Below are some records. Pull every line that contains the word "year".

** Start DATA TO PROCESS **

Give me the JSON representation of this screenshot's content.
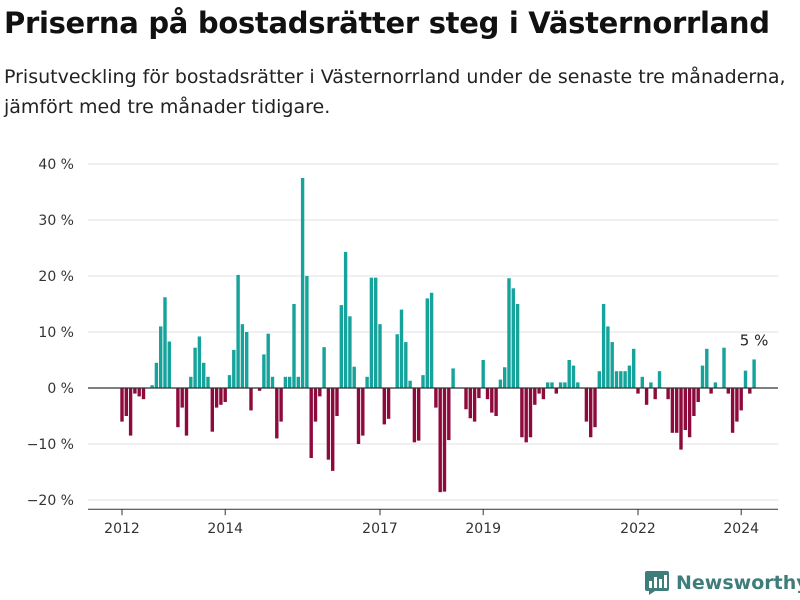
{
  "header": {
    "title": "Priserna på bostadsrätter steg i Västernorrland",
    "subtitle": "Prisutveckling för bostadsrätter i Västernorrland under de senaste tre månaderna, jämfört med tre månader tidigare."
  },
  "brand": {
    "name": "Newsworthy",
    "icon": "newsworthy-logo-icon"
  },
  "colors": {
    "positive": "#15a39b",
    "negative": "#8e0a3c",
    "zero_line": "#333333",
    "grid": "#e2e2e2"
  },
  "chart_data": {
    "type": "bar",
    "title": "Priserna på bostadsrätter steg i Västernorrland",
    "xlabel": "",
    "ylabel": "",
    "ylim": [
      -22,
      42
    ],
    "y_ticks": [
      40,
      30,
      20,
      10,
      0,
      -10,
      -20
    ],
    "y_tick_labels": [
      "40 %",
      "30 %",
      "20 %",
      "10 %",
      "0 %",
      "−10 %",
      "−20 %"
    ],
    "x_ticks": [
      {
        "year": 2012,
        "label": "2012"
      },
      {
        "year": 2014,
        "label": "2014"
      },
      {
        "year": 2017,
        "label": "2017"
      },
      {
        "year": 2019,
        "label": "2019"
      },
      {
        "year": 2022,
        "label": "2022"
      },
      {
        "year": 2024,
        "label": "2024"
      }
    ],
    "grid": true,
    "start": "2012-01",
    "frequency": "monthly",
    "values": [
      -6,
      -5,
      -8.5,
      -1,
      -1.5,
      -2,
      0,
      0.5,
      4.5,
      11,
      16.2,
      8.3,
      0,
      -7,
      -3.5,
      -8.5,
      2,
      7.2,
      9.2,
      4.5,
      2,
      -7.8,
      -3.5,
      -3,
      -2.5,
      2.3,
      6.8,
      20.2,
      11.4,
      10,
      -4,
      0,
      -0.5,
      6,
      9.7,
      2,
      -9,
      -6,
      2,
      2,
      15,
      2,
      37.5,
      20,
      -12.5,
      -6,
      -1.5,
      7.3,
      -12.8,
      -14.8,
      -5,
      14.8,
      24.3,
      12.8,
      3.8,
      -10,
      -8.5,
      2,
      19.7,
      19.7,
      11.4,
      -6.5,
      -5.5,
      0,
      9.6,
      14,
      8.2,
      1.3,
      -9.7,
      -9.4,
      2.3,
      16,
      17,
      -3.5,
      -18.6,
      -18.5,
      -9.3,
      3.5,
      0,
      0,
      -3.8,
      -5.4,
      -6,
      -1.8,
      5,
      -2,
      -4.4,
      -5,
      1.5,
      3.7,
      19.6,
      17.8,
      15,
      -8.8,
      -9.7,
      -8.8,
      -3,
      -1,
      -2,
      1,
      1,
      -1,
      1,
      1,
      5,
      4,
      1,
      0,
      -6,
      -8.8,
      -7,
      3,
      15,
      11,
      8.2,
      3,
      3,
      3,
      4,
      7,
      -1,
      2,
      -3,
      1,
      -2,
      3,
      0,
      -2,
      -8,
      -8,
      -11,
      -7.5,
      -8.8,
      -5,
      -2.5,
      4,
      7,
      -1,
      1,
      0,
      7.2,
      -1,
      -8,
      -6,
      -4,
      3.1,
      -1,
      5.1
    ],
    "annotation": {
      "label": "5 %",
      "value": 5,
      "target": "last"
    }
  }
}
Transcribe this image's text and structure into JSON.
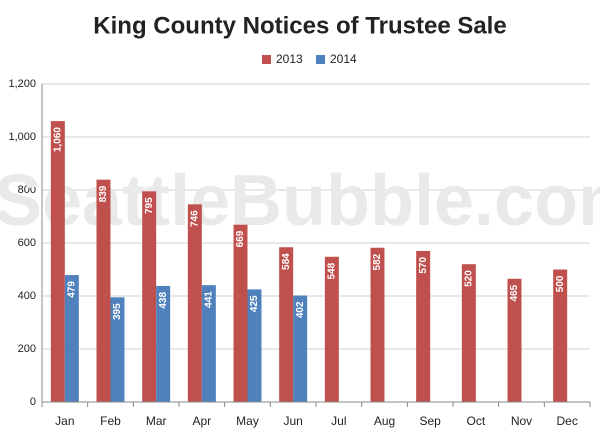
{
  "chart_data": {
    "type": "bar",
    "title": "King County Notices of Trustee Sale",
    "watermark": "SeattleBubble.com",
    "categories": [
      "Jan",
      "Feb",
      "Mar",
      "Apr",
      "May",
      "Jun",
      "Jul",
      "Aug",
      "Sep",
      "Oct",
      "Nov",
      "Dec"
    ],
    "series": [
      {
        "name": "2013",
        "color": "#c0504d",
        "values": [
          1060,
          839,
          795,
          746,
          669,
          584,
          548,
          582,
          570,
          520,
          465,
          500
        ],
        "value_labels": [
          "1,060",
          "839",
          "795",
          "746",
          "669",
          "584",
          "548",
          "582",
          "570",
          "520",
          "465",
          "500"
        ]
      },
      {
        "name": "2014",
        "color": "#4f81bd",
        "values": [
          479,
          395,
          438,
          441,
          425,
          402,
          null,
          null,
          null,
          null,
          null,
          null
        ]
      }
    ],
    "ylim": [
      0,
      1200
    ],
    "yticks": [
      0,
      200,
      400,
      600,
      800,
      {
        "value": 1000,
        "label": "1,000"
      },
      {
        "value": 1200,
        "label": "1,200"
      }
    ],
    "grid": true,
    "legend": "top"
  }
}
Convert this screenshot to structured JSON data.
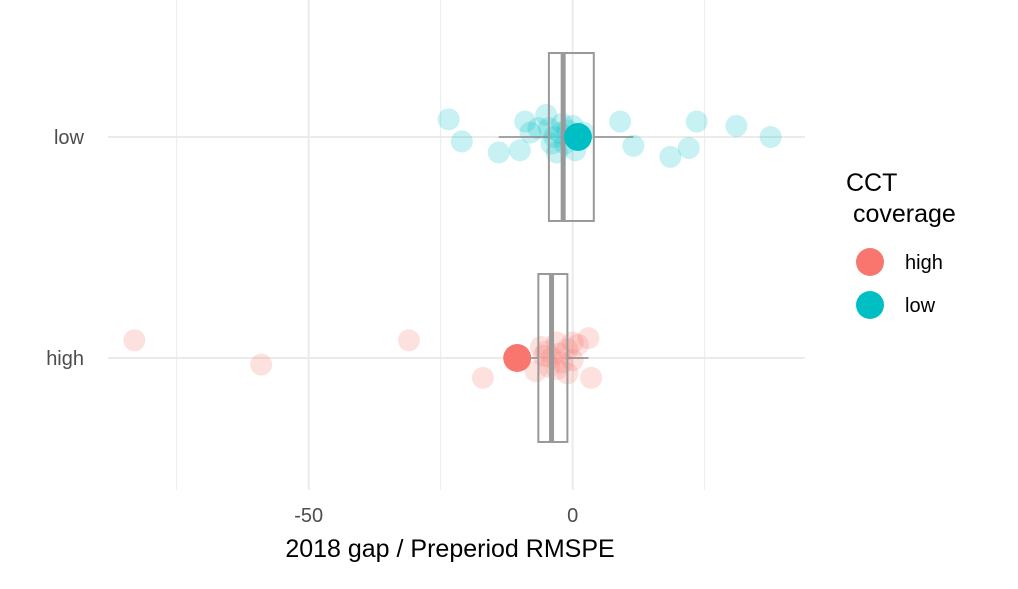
{
  "chart_data": {
    "type": "scatter",
    "xlabel": "2018 gap / Preperiod RMSPE",
    "ylabel": "",
    "xlim": [
      -88,
      44
    ],
    "x_ticks": [
      -50,
      0
    ],
    "x_minor_grid": [
      -75,
      -25,
      25
    ],
    "categories": [
      "high",
      "low"
    ],
    "grid": true,
    "legend": {
      "title_lines": [
        "CCT",
        " coverage"
      ],
      "position": "right",
      "entries": [
        {
          "label": "high",
          "color": "#F8766D"
        },
        {
          "label": "low",
          "color": "#00BFC4"
        }
      ]
    },
    "series": [
      {
        "name": "high",
        "category": "high",
        "color": "#F8766D",
        "highlight": -10.5,
        "points": [
          {
            "x": -83,
            "j": 0.08
          },
          {
            "x": -59,
            "j": -0.03
          },
          {
            "x": -31,
            "j": 0.08
          },
          {
            "x": -17,
            "j": -0.09
          },
          {
            "x": -7,
            "j": -0.06
          },
          {
            "x": -6,
            "j": 0.05
          },
          {
            "x": -5,
            "j": 0.03
          },
          {
            "x": -4,
            "j": 0.0
          },
          {
            "x": -3,
            "j": -0.05
          },
          {
            "x": -3,
            "j": 0.07
          },
          {
            "x": -2,
            "j": -0.02
          },
          {
            "x": -1,
            "j": 0.04
          },
          {
            "x": -1,
            "j": -0.07
          },
          {
            "x": 0,
            "j": 0.07
          },
          {
            "x": 0,
            "j": -0.01
          },
          {
            "x": 1,
            "j": 0.06
          },
          {
            "x": -4.5,
            "j": -0.04
          },
          {
            "x": -2.5,
            "j": 0.02
          },
          {
            "x": 3,
            "j": 0.09
          },
          {
            "x": 3.5,
            "j": -0.09
          },
          {
            "x": -5.5,
            "j": 0.01
          }
        ],
        "box": {
          "q1": -6.5,
          "median": -4,
          "q3": -1,
          "whisker_low": -10,
          "whisker_high": 3,
          "half_height": 0.38
        }
      },
      {
        "name": "low",
        "category": "low",
        "color": "#00BFC4",
        "highlight": 1,
        "points": [
          {
            "x": -23.5,
            "j": 0.08
          },
          {
            "x": -21,
            "j": -0.02
          },
          {
            "x": -14,
            "j": -0.07
          },
          {
            "x": -10,
            "j": -0.06
          },
          {
            "x": -9,
            "j": 0.07
          },
          {
            "x": -6.5,
            "j": 0.04
          },
          {
            "x": -5,
            "j": 0.1
          },
          {
            "x": -4.5,
            "j": 0.04
          },
          {
            "x": -4,
            "j": -0.03
          },
          {
            "x": -3.5,
            "j": 0.0
          },
          {
            "x": -3,
            "j": -0.07
          },
          {
            "x": -2,
            "j": 0.06
          },
          {
            "x": -1.5,
            "j": -0.03
          },
          {
            "x": -1,
            "j": 0.03
          },
          {
            "x": 0,
            "j": 0.05
          },
          {
            "x": 0.5,
            "j": -0.06
          },
          {
            "x": 9,
            "j": 0.07
          },
          {
            "x": 11.5,
            "j": -0.04
          },
          {
            "x": 18.5,
            "j": -0.09
          },
          {
            "x": 22,
            "j": -0.05
          },
          {
            "x": 23.5,
            "j": 0.07
          },
          {
            "x": 31,
            "j": 0.05
          },
          {
            "x": 37.5,
            "j": 0.0
          },
          {
            "x": -8,
            "j": 0.02
          },
          {
            "x": -2.5,
            "j": 0.02
          },
          {
            "x": 2,
            "j": 0.02
          }
        ],
        "box": {
          "q1": -4.5,
          "median": -1.8,
          "q3": 4,
          "whisker_low": -14,
          "whisker_high": 11.5,
          "half_height": 0.38
        }
      }
    ]
  }
}
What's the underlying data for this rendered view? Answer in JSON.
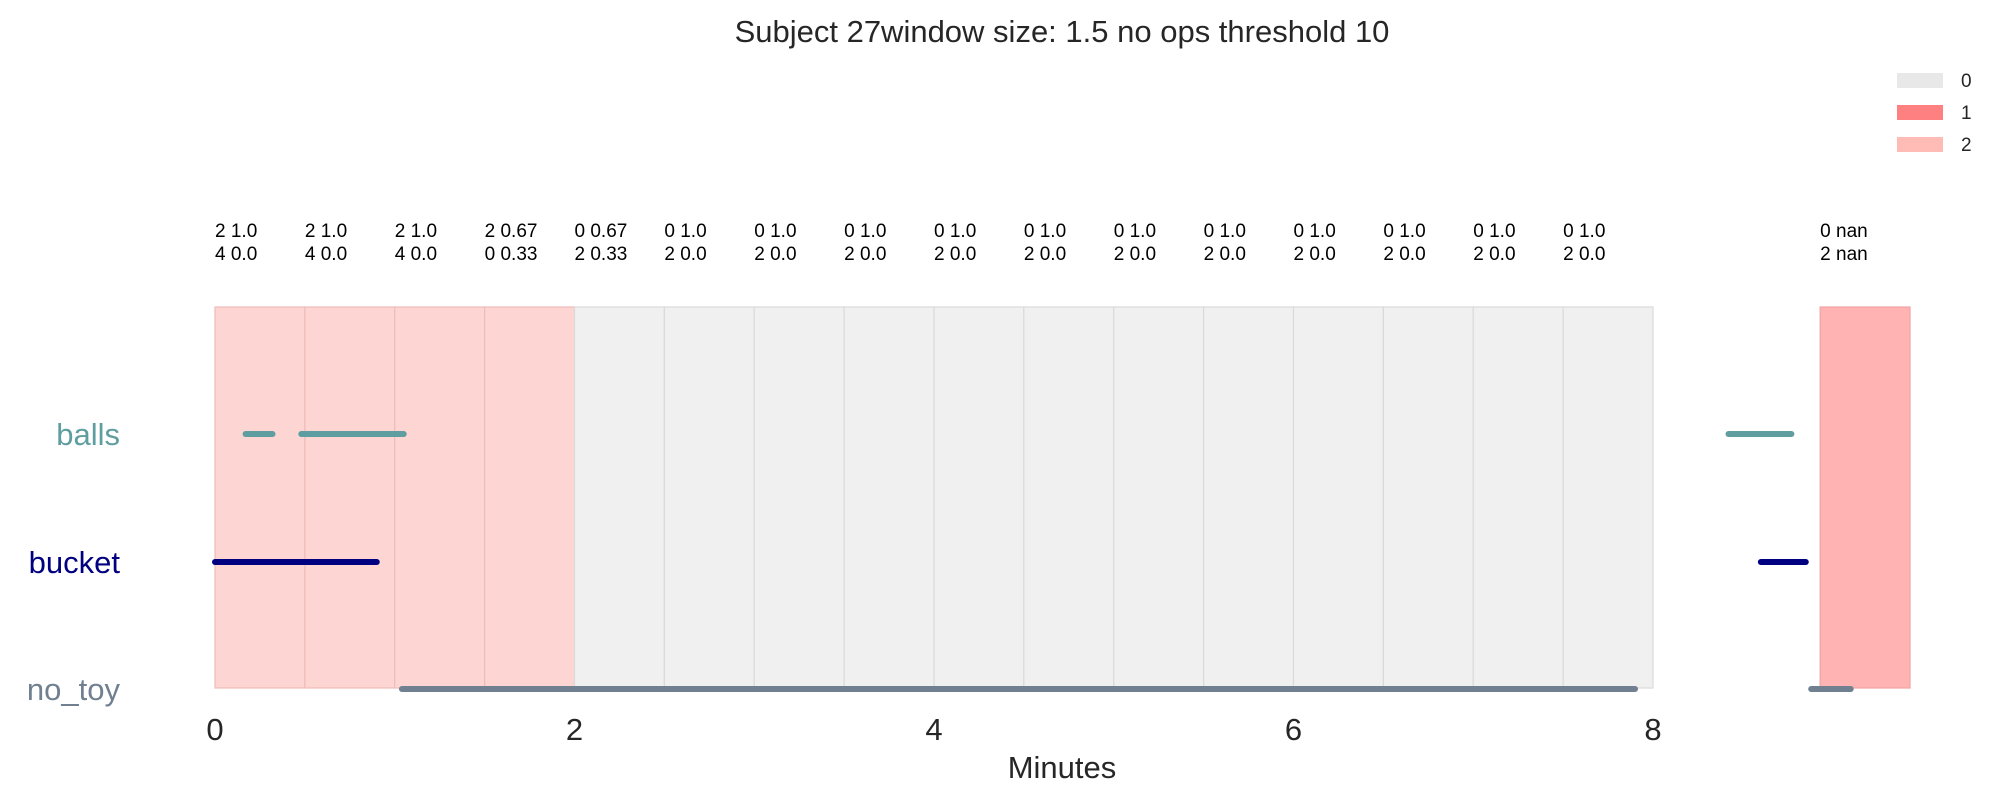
{
  "chart_data": {
    "type": "timeline",
    "title": "Subject 27window size: 1.5 no ops threshold 10",
    "xlabel": "Minutes",
    "xlim": [
      0,
      9.45
    ],
    "x_ticks": [
      0,
      2,
      4,
      6,
      8
    ],
    "grid": false,
    "legend": {
      "placement": "top-right",
      "entries": [
        {
          "label": "0",
          "color": "#e8e8e8"
        },
        {
          "label": "1",
          "color": "#ff8080"
        },
        {
          "label": "2",
          "color": "#ffbcb6"
        }
      ]
    },
    "windows": [
      {
        "start": 0.0,
        "end": 0.5,
        "category": 2,
        "line1": "2 1.0",
        "line2": "4 0.0"
      },
      {
        "start": 0.5,
        "end": 1.0,
        "category": 2,
        "line1": "2 1.0",
        "line2": "4 0.0"
      },
      {
        "start": 1.0,
        "end": 1.5,
        "category": 2,
        "line1": "2 1.0",
        "line2": "4 0.0"
      },
      {
        "start": 1.5,
        "end": 2.0,
        "category": 2,
        "line1": "2 0.67",
        "line2": "0 0.33"
      },
      {
        "start": 2.0,
        "end": 2.5,
        "category": 0,
        "line1": "0 0.67",
        "line2": "2 0.33"
      },
      {
        "start": 2.5,
        "end": 3.0,
        "category": 0,
        "line1": "0 1.0",
        "line2": "2 0.0"
      },
      {
        "start": 3.0,
        "end": 3.5,
        "category": 0,
        "line1": "0 1.0",
        "line2": "2 0.0"
      },
      {
        "start": 3.5,
        "end": 4.0,
        "category": 0,
        "line1": "0 1.0",
        "line2": "2 0.0"
      },
      {
        "start": 4.0,
        "end": 4.5,
        "category": 0,
        "line1": "0 1.0",
        "line2": "2 0.0"
      },
      {
        "start": 4.5,
        "end": 5.0,
        "category": 0,
        "line1": "0 1.0",
        "line2": "2 0.0"
      },
      {
        "start": 5.0,
        "end": 5.5,
        "category": 0,
        "line1": "0 1.0",
        "line2": "2 0.0"
      },
      {
        "start": 5.5,
        "end": 6.0,
        "category": 0,
        "line1": "0 1.0",
        "line2": "2 0.0"
      },
      {
        "start": 6.0,
        "end": 6.5,
        "category": 0,
        "line1": "0 1.0",
        "line2": "2 0.0"
      },
      {
        "start": 6.5,
        "end": 7.0,
        "category": 0,
        "line1": "0 1.0",
        "line2": "2 0.0"
      },
      {
        "start": 7.0,
        "end": 7.5,
        "category": 0,
        "line1": "0 1.0",
        "line2": "2 0.0"
      },
      {
        "start": 7.5,
        "end": 8.0,
        "category": 0,
        "line1": "0 1.0",
        "line2": "2 0.0"
      },
      {
        "start": 8.93,
        "end": 9.43,
        "category": 1,
        "line1": "0 nan",
        "line2": "2 nan"
      }
    ],
    "series": [
      {
        "name": "balls",
        "color": "#5f9ea0",
        "segments": [
          [
            0.17,
            0.32
          ],
          [
            0.48,
            1.05
          ],
          [
            8.42,
            8.77
          ]
        ]
      },
      {
        "name": "bucket",
        "color": "#000080",
        "segments": [
          [
            0.0,
            0.9
          ],
          [
            8.6,
            8.85
          ]
        ]
      },
      {
        "name": "no_toy",
        "color": "#708090",
        "segments": [
          [
            1.04,
            7.9
          ],
          [
            8.88,
            9.1
          ]
        ]
      }
    ]
  }
}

** End DATA TO PROCESS **

▶ [WORKED ANSWER]:
        "year": 2012,
        "year": 2014,
        "year": 2017,
        "year": 2019,
        "year": 2022,
        "year": 2024,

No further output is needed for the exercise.